--- begin Source document ---
Since it’s already part of our JDK, there’s nothing new to install. There are no JVM startup parameters required to use it, either. JFR can be started inside a running JVM using the jcmd tool. Also pretty great. So that’s what we’re using.

How to actually start profiling

Locally, in IntelliJ

Current versions of IntelliJ have a ‘Run with CPU Profiler’ button beside the Run, Debug, and Run with Coverage buttons. By default, it uses async profiler (at least on Linux), but JFR can also be selected.

Locally, via JMC

According Oracle’s Documentation, “JDK Mission Control (JMC) is an advanced set of tools for managing, monitoring, profiling, and troubleshooting Java applications.” Specifically, JMC allows can connect to running JVMs to interact with JMX MBeans or access Flight Recorder. It probably also has other features.
As with JFR, it used to be commercial, but has been open-sourced. The current version (as of Nov 2020) can be downloaded at https://jdk.java.net/jmc/.

To profile using JMC, connect to a running JVM via File->Connect, select Start Flight Recording and select the appropriate settings in the following dialogue steps.

Remotely and containerized

Let’s be honest: even if we can - in principle - connect JMC to the Java process in a container in a pod in an Openshift cluster via port-forwarding, I don’t think we really want to. So we need a better way.

That better way is jcmd. It’s a command-line tool that’s part of all modern JDKs and allows us to list running JVM processes and interact with them in a few different ways. Some of those interactions are starting and stopping the Flight Recorder, and writing recordings to the filesystem.
--- end Source document ---
--- begin Given data ---
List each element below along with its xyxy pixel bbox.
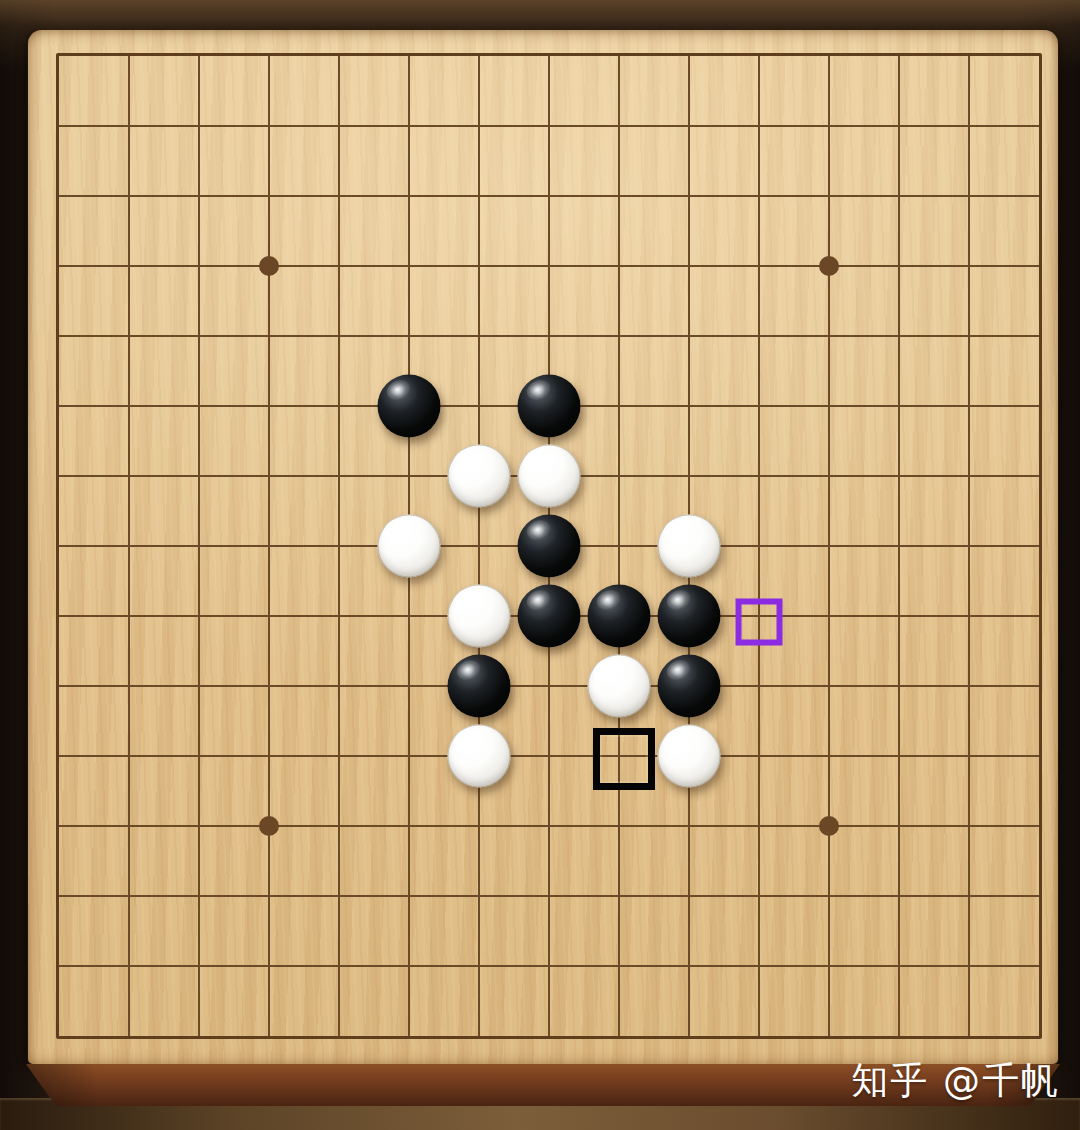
stone-gloss-highlight: [453, 728, 487, 757]
grid-line-vertical: [898, 56, 900, 1036]
white-stone: [448, 445, 511, 508]
star-point: [819, 256, 839, 276]
black-stone: [448, 655, 511, 718]
black-square-marker: [593, 728, 655, 790]
stone-gloss-highlight: [384, 376, 414, 402]
goban-board: [28, 30, 1058, 1064]
black-stone: [588, 585, 651, 648]
star-point: [259, 256, 279, 276]
stone-gloss-highlight: [383, 518, 417, 547]
stone-gloss-highlight: [663, 518, 697, 547]
grid-line-horizontal: [59, 895, 1039, 897]
stone-gloss-highlight: [453, 448, 487, 477]
black-stone: [658, 655, 721, 718]
black-stone: [518, 515, 581, 578]
white-stone: [448, 585, 511, 648]
grid-line-horizontal: [59, 685, 1039, 687]
stone-gloss-highlight: [523, 448, 557, 477]
white-stone: [658, 515, 721, 578]
stone-gloss-highlight: [524, 376, 554, 402]
watermark-text: 知乎 @千帆: [851, 1062, 1060, 1099]
star-point: [819, 816, 839, 836]
white-stone: [378, 515, 441, 578]
black-stone: [518, 585, 581, 648]
stone-gloss-highlight: [524, 586, 554, 612]
stone-gloss-highlight: [454, 656, 484, 682]
stone-gloss-highlight: [524, 516, 554, 542]
stone-gloss-highlight: [593, 658, 627, 687]
grid-line-horizontal: [59, 755, 1039, 757]
grid-line-horizontal: [59, 965, 1039, 967]
purple-square-marker: [736, 599, 783, 646]
grid-line-vertical: [618, 56, 620, 1036]
grid-line-vertical: [758, 56, 760, 1036]
white-stone: [448, 725, 511, 788]
stone-gloss-highlight: [453, 588, 487, 617]
black-stone: [378, 375, 441, 438]
stone-gloss-highlight: [664, 586, 694, 612]
board-grid[interactable]: [56, 53, 1042, 1039]
black-stone: [518, 375, 581, 438]
white-stone: [518, 445, 581, 508]
white-stone: [658, 725, 721, 788]
star-point: [259, 816, 279, 836]
grid-line-vertical: [828, 56, 830, 1036]
white-stone: [588, 655, 651, 718]
stone-gloss-highlight: [664, 656, 694, 682]
grid-line-vertical: [968, 56, 970, 1036]
stone-gloss-highlight: [594, 586, 624, 612]
gomoku-screenshot: 知乎 @千帆: [0, 0, 1080, 1130]
stone-gloss-highlight: [663, 728, 697, 757]
grid-line-horizontal: [59, 825, 1039, 827]
black-stone: [658, 585, 721, 648]
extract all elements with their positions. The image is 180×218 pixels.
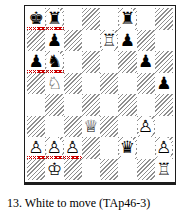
--- end Given data ---
_Problem 1:_
Can you sum up the Java Flight Recorder excerpt in two sentences?
_Problem 2:_
Would you repeat the Java Flight Recorder excerpt word for word, everything from "Locally, via JMC" down to "has other features."?
_Problem 3:_
Can you go on with the Java Flight Recorder excerpt from the point where it stops?
The data has no role in any of this.

_Written response 1:_
Java Flight Recorder is already part of the JDK, needs no installation or JVM startup parameters, and can be started inside a running JVM with the jcmd tool. Locally, profiling can be done through IntelliJ's 'Run with CPU Profiler' button or by connecting JDK Mission Control to a running JVM, while for remote, containerized processes jcmd is the better way, since it can start and stop the Flight Recorder and write recordings to the filesystem.

_Written response 2:_
Locally, via JMC

According Oracle’s Documentation, “JDK Mission Control (JMC) is an advanced set of tools for managing, monitoring, profiling, and troubleshooting Java applications.” Specifically, JMC allows can connect to running JVMs to interact with JMX MBeans or access Flight Recorder. It probably also has other features.

_Written response 3:_
Here’s an example session with the Openshift CLI:

 1$ oc rsh my-pod-name
 2
 3sh-4.2$ jcmd 
 41 /deployments/application.jar
 5154 jdk.jcmd/sun.tools.jcmd.JCmd
 6
 7sh-4.2$ jcmd 1 help
 81:
 9The following commands are available:
10[...]
11JFR.check
12JFR.configure
13JFR.dump
14JFR.start
15JFR.stop
16[...]
17help
18
19For more information about a specific command use 'help <command>'.
20
21sh-4.2$ jcmd 1 JFR.start name=my-recording
221:
23Started recording 2. No limit specified, using maxsize=250MB as default.
24
25Use jcmd 1 JFR.dump name=my-recording filename=FILEPATH to copy recording data to file.
26
27sh-4.2$ mkdir -p /tmp/recordings/
28
29sh-4.2$ jcmd 1 JFR.dump name=my-recording filename=/tmp/recordings/recording.jfr
301:
31Dumped recording "my-recording", 373.8 kB written to:
32
33/tmp/recordings/recording.jfr
34
35sh-4.2$ jcmd 1 JFR.stop name=my-recording
361:
37Stopped recording "my-recording".

And now we’ve written a JFR recording to the containers /tmp filesystem and can copy it back to our own machine with oc rsync, in this case oc rsync my-pod-name:/tmp/recordings .

This file can be opened either with Mission Control (“File”->“Open File”), or in IntelliJ (“Run”->“Open Profiler Snapshot”).

Since our setup may require us to collect profiling data across multiple pods in parallel, we now have a small shell script to the jcmd steps above on multiple pods based on a label selector. It’s not interesting enough to reproduce here, so I’ll leave that as an exercise to the reader.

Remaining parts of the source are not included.